## Exercise brief
Which lines contain the string "podle"? Please list every one of them.

## Data rows
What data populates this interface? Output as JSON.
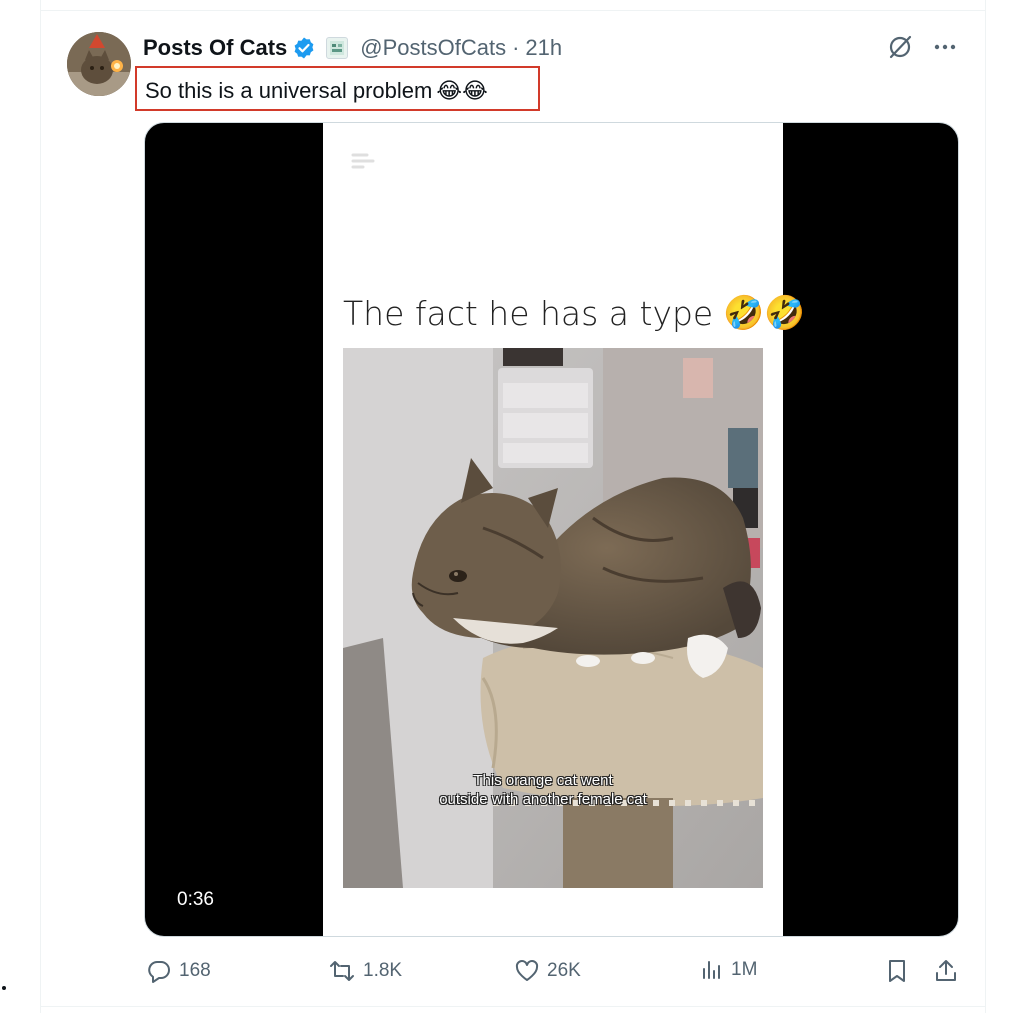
{
  "tweet": {
    "author": {
      "display_name": "Posts Of Cats",
      "handle": "@PostsOfCats",
      "verified_icon": "verified-badge-icon",
      "affiliate_icon": "affiliate-badge-icon"
    },
    "separator": "·",
    "time": "21h",
    "text": "So this is a universal problem",
    "text_emoji": "😂😂"
  },
  "media": {
    "caption": "The fact he has a type",
    "caption_emoji": "🤣🤣",
    "subtitle_line1": "This orange cat went",
    "subtitle_line2": "outside with another female cat",
    "duration": "0:36"
  },
  "actions": {
    "replies": "168",
    "reposts": "1.8K",
    "likes": "26K",
    "views": "1M"
  },
  "colors": {
    "text_primary": "#0f1419",
    "text_secondary": "#536471",
    "verified_blue": "#1d9bf0",
    "highlight_red": "#d23a2a"
  }
}
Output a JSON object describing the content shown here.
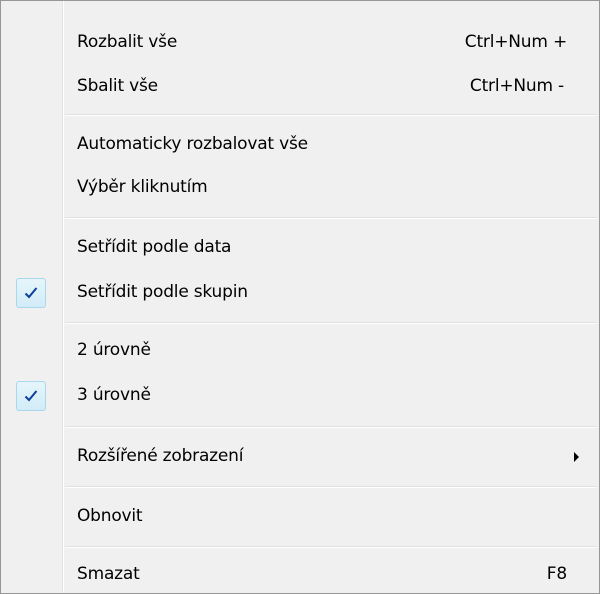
{
  "menu": {
    "items": [
      {
        "label": "Rozbalit vše",
        "shortcut": "Ctrl+Num +",
        "checked": false
      },
      {
        "label": "Sbalit vše",
        "shortcut": "Ctrl+Num -",
        "checked": false
      },
      {
        "label": "Automaticky rozbalovat vše",
        "checked": false
      },
      {
        "label": "Výběr kliknutím",
        "checked": false
      },
      {
        "label": "Setřídit podle data",
        "checked": false
      },
      {
        "label": "Setřídit podle skupin",
        "checked": true
      },
      {
        "label": "2 úrovně",
        "checked": false
      },
      {
        "label": "3 úrovně",
        "checked": true
      },
      {
        "label": "Rozšířené zobrazení",
        "has_submenu": true
      },
      {
        "label": "Obnovit"
      },
      {
        "label": "Smazat",
        "shortcut": "F8"
      }
    ]
  },
  "icons": {
    "check": "checkmark-icon",
    "submenu": "submenu-arrow-icon"
  },
  "colors": {
    "background": "#f0f0f0",
    "check_highlight": "#d2ecf7",
    "check_mark": "#0c3e9e"
  }
}
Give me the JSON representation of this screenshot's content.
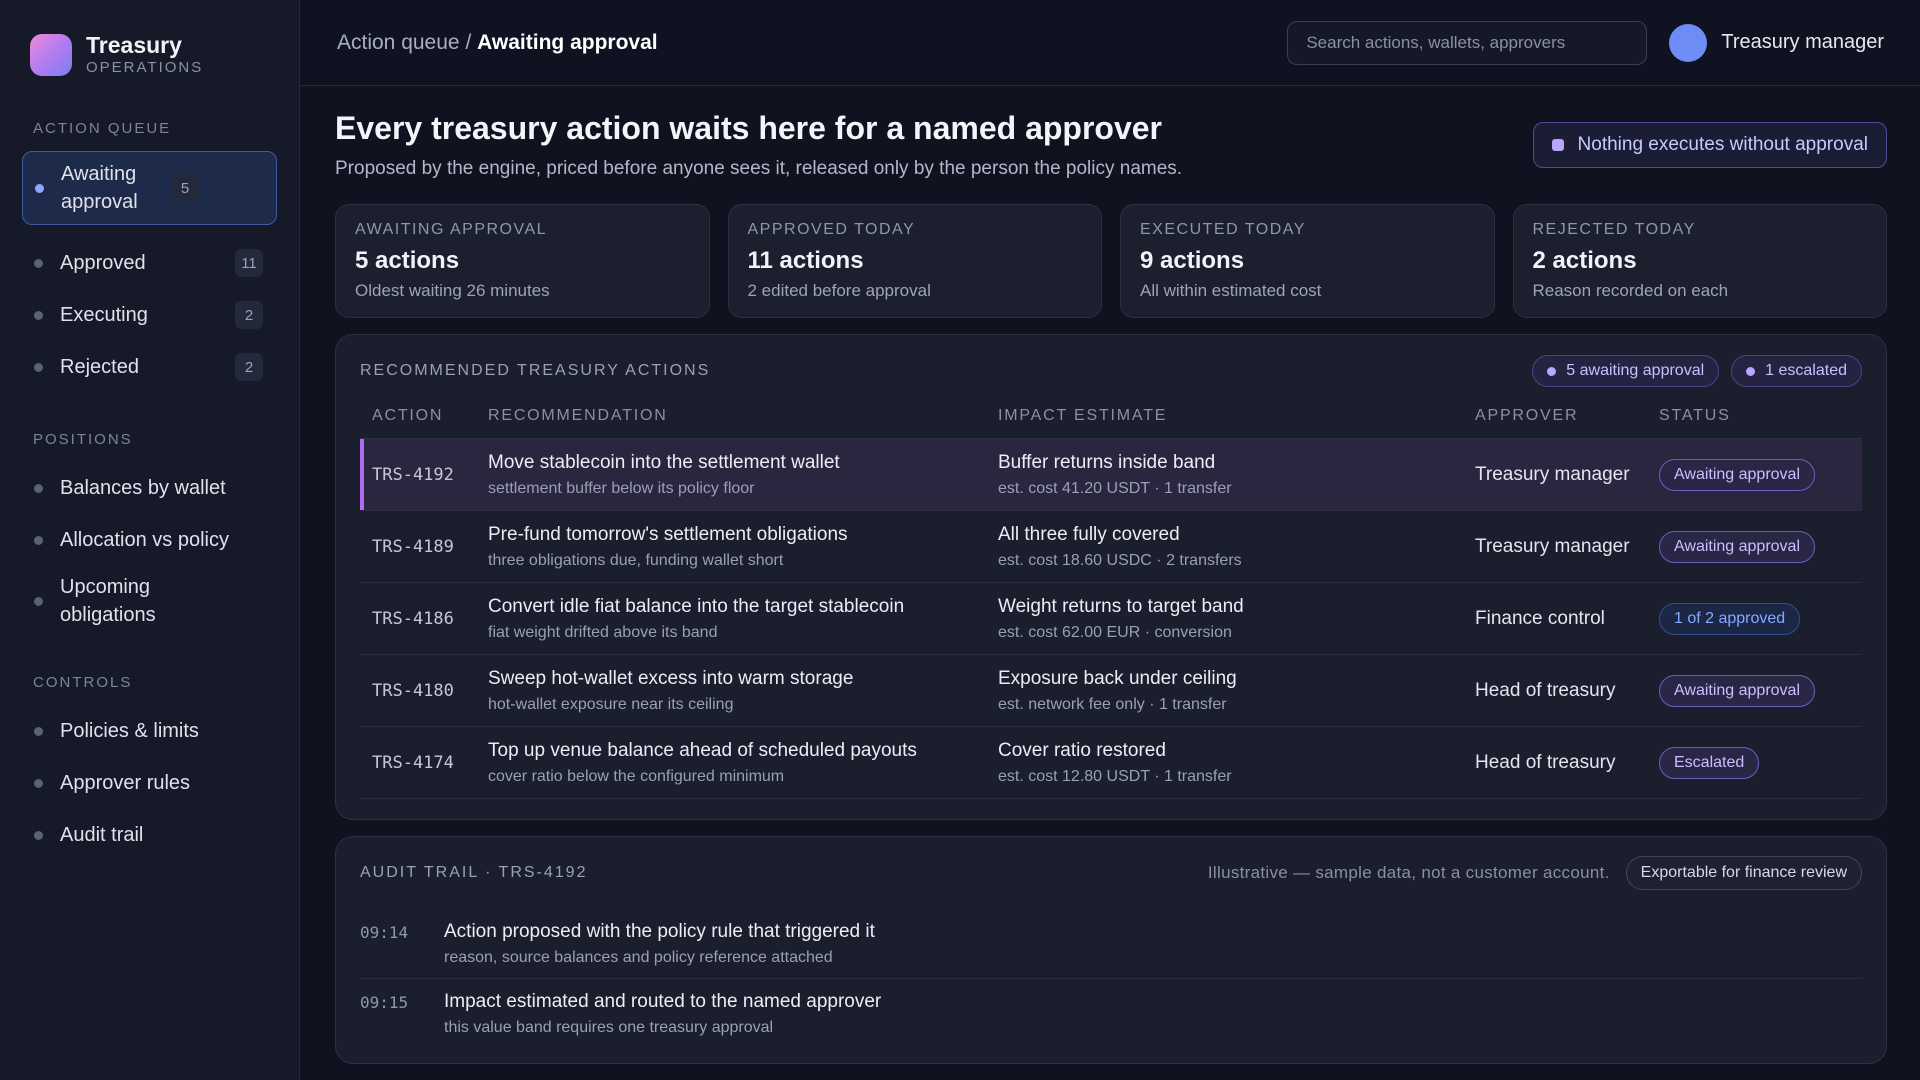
{
  "brand": {
    "name": "Treasury",
    "sub": "OPERATIONS"
  },
  "sidebar": {
    "groups": [
      {
        "heading": "ACTION QUEUE",
        "items": [
          {
            "label": "Awaiting approval",
            "count": "5",
            "active": true
          },
          {
            "label": "Approved",
            "count": "11"
          },
          {
            "label": "Executing",
            "count": "2"
          },
          {
            "label": "Rejected",
            "count": "2"
          }
        ]
      },
      {
        "heading": "POSITIONS",
        "items": [
          {
            "label": "Balances by wallet"
          },
          {
            "label": "Allocation vs policy"
          },
          {
            "label": "Upcoming obligations"
          }
        ]
      },
      {
        "heading": "CONTROLS",
        "items": [
          {
            "label": "Policies & limits"
          },
          {
            "label": "Approver rules"
          },
          {
            "label": "Audit trail"
          }
        ]
      }
    ]
  },
  "topbar": {
    "breadcrumb_parent": "Action queue",
    "breadcrumb_sep": " / ",
    "breadcrumb_current": "Awaiting approval",
    "search_placeholder": "Search actions, wallets, approvers",
    "user_name": "Treasury manager"
  },
  "header": {
    "title": "Every treasury action waits here for a named approver",
    "subtitle": "Proposed by the engine, priced before anyone sees it, released only by the person the policy names.",
    "policy_pill": "Nothing executes without approval"
  },
  "stats": [
    {
      "label": "AWAITING APPROVAL",
      "value": "5 actions",
      "note": "Oldest waiting 26 minutes"
    },
    {
      "label": "APPROVED TODAY",
      "value": "11 actions",
      "note": "2 edited before approval"
    },
    {
      "label": "EXECUTED TODAY",
      "value": "9 actions",
      "note": "All within estimated cost"
    },
    {
      "label": "REJECTED TODAY",
      "value": "2 actions",
      "note": "Reason recorded on each"
    }
  ],
  "recommended": {
    "title": "RECOMMENDED TREASURY ACTIONS",
    "chips": [
      "5 awaiting approval",
      "1 escalated"
    ],
    "columns": [
      "ACTION",
      "RECOMMENDATION",
      "IMPACT ESTIMATE",
      "APPROVER",
      "STATUS"
    ],
    "rows": [
      {
        "id": "TRS-4192",
        "rec": "Move stablecoin into the settlement wallet",
        "rec_sub": "settlement buffer below its policy floor",
        "impact": "Buffer returns inside band",
        "impact_sub": "est. cost 41.20 USDT · 1 transfer",
        "approver": "Treasury manager",
        "status": "Awaiting approval",
        "tone": "purple",
        "selected": true
      },
      {
        "id": "TRS-4189",
        "rec": "Pre-fund tomorrow's settlement obligations",
        "rec_sub": "three obligations due, funding wallet short",
        "impact": "All three fully covered",
        "impact_sub": "est. cost 18.60 USDC · 2 transfers",
        "approver": "Treasury manager",
        "status": "Awaiting approval",
        "tone": "purple"
      },
      {
        "id": "TRS-4186",
        "rec": "Convert idle fiat balance into the target stablecoin",
        "rec_sub": "fiat weight drifted above its band",
        "impact": "Weight returns to target band",
        "impact_sub": "est. cost 62.00 EUR · conversion",
        "approver": "Finance control",
        "status": "1 of 2 approved",
        "tone": "blue"
      },
      {
        "id": "TRS-4180",
        "rec": "Sweep hot-wallet excess into warm storage",
        "rec_sub": "hot-wallet exposure near its ceiling",
        "impact": "Exposure back under ceiling",
        "impact_sub": "est. network fee only · 1 transfer",
        "approver": "Head of treasury",
        "status": "Awaiting approval",
        "tone": "purple"
      },
      {
        "id": "TRS-4174",
        "rec": "Top up venue balance ahead of scheduled payouts",
        "rec_sub": "cover ratio below the configured minimum",
        "impact": "Cover ratio restored",
        "impact_sub": "est. cost 12.80 USDT · 1 transfer",
        "approver": "Head of treasury",
        "status": "Escalated",
        "tone": "purple"
      }
    ]
  },
  "audit": {
    "title": "AUDIT TRAIL · TRS-4192",
    "note": "Illustrative — sample data, not a customer account.",
    "export_label": "Exportable for finance review",
    "entries": [
      {
        "time": "09:14",
        "text": "Action proposed with the policy rule that triggered it",
        "sub": "reason, source balances and policy reference attached"
      },
      {
        "time": "09:15",
        "text": "Impact estimated and routed to the named approver",
        "sub": "this value band requires one treasury approval"
      }
    ]
  },
  "colors": {
    "accent": "#b06cf0",
    "status_purple": "#6b5fbf",
    "status_blue": "#34508f",
    "avatar": "#6d8cf5"
  }
}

## Correct result
        "label": "Setřídit podle data",
        "label": "Setřídit podle skupin",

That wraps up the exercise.